Tally the lines in the data that follows that include the word "this", and report nothing but the total.
## start ENTRIES PROVIDED
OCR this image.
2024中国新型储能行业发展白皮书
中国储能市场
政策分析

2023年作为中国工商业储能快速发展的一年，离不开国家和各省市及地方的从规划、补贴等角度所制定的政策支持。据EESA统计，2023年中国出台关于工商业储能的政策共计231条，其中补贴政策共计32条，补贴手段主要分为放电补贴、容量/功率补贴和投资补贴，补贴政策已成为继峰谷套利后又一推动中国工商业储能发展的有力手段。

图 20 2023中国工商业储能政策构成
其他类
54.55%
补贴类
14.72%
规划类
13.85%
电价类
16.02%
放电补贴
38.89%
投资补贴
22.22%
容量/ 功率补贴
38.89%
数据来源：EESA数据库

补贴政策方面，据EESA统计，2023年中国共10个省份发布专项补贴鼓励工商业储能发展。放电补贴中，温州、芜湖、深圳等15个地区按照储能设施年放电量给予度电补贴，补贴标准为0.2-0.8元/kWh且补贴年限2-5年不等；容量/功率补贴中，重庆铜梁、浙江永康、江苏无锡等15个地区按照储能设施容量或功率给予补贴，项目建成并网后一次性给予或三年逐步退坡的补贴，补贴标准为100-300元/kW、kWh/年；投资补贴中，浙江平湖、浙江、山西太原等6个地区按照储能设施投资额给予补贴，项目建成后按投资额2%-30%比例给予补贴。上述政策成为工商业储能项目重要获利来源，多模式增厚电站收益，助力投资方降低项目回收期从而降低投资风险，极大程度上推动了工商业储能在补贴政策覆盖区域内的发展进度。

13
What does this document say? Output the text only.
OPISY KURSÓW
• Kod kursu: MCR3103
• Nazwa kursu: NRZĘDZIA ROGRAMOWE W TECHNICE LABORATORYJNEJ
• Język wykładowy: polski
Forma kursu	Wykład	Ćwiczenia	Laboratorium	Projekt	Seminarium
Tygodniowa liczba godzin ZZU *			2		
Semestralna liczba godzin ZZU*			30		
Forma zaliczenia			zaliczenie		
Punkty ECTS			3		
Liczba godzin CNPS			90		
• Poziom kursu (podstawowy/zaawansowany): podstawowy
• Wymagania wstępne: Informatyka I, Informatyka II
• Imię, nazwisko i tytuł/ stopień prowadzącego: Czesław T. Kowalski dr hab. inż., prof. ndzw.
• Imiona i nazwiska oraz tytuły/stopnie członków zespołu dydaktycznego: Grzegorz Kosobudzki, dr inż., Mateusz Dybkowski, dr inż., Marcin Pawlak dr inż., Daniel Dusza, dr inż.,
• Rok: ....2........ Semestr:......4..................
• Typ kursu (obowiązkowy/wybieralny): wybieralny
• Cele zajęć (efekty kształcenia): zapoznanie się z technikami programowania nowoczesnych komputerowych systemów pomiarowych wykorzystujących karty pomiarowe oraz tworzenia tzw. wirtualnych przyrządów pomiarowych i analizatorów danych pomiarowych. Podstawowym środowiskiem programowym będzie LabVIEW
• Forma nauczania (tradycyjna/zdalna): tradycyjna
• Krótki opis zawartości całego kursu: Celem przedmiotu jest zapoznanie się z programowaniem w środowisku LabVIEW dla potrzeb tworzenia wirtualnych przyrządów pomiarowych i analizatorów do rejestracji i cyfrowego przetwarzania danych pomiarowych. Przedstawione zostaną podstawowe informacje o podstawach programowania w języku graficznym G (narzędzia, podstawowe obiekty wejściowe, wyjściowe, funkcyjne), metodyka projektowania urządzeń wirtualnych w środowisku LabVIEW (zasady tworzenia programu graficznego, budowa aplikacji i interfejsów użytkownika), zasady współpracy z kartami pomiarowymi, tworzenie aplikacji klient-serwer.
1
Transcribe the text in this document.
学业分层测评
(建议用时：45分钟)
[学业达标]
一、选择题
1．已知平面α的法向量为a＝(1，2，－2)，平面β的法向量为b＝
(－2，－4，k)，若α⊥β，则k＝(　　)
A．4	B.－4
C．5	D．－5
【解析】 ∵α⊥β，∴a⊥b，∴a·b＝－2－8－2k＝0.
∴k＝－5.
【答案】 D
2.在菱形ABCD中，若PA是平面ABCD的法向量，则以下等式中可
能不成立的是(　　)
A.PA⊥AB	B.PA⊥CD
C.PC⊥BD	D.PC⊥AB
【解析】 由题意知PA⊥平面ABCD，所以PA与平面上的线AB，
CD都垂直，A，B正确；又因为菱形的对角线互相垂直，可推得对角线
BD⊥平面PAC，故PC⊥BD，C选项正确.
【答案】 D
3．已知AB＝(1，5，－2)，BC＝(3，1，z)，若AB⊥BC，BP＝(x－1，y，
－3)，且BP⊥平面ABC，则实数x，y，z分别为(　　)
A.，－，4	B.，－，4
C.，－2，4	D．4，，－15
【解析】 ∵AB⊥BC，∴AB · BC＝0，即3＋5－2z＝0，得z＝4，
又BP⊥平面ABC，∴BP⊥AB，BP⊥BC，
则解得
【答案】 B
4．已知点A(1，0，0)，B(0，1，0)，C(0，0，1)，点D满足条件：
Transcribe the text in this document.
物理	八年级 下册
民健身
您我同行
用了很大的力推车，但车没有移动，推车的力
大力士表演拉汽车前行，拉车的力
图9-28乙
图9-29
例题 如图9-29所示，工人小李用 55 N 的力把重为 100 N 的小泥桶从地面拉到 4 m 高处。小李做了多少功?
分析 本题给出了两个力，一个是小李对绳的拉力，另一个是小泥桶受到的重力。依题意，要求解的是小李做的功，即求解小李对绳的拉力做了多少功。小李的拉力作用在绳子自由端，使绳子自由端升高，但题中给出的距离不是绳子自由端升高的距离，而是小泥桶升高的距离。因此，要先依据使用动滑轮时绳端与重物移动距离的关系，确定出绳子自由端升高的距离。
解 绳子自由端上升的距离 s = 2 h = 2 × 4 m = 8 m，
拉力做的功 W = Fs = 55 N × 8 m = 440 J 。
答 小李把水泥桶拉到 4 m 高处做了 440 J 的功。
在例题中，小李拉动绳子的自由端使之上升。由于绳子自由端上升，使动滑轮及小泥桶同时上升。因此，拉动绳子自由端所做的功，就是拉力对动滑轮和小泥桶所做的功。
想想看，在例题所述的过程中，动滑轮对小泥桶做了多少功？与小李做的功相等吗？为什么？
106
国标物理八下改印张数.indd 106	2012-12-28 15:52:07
## end ENTRIES PROVIDED
TASK RESULT =
4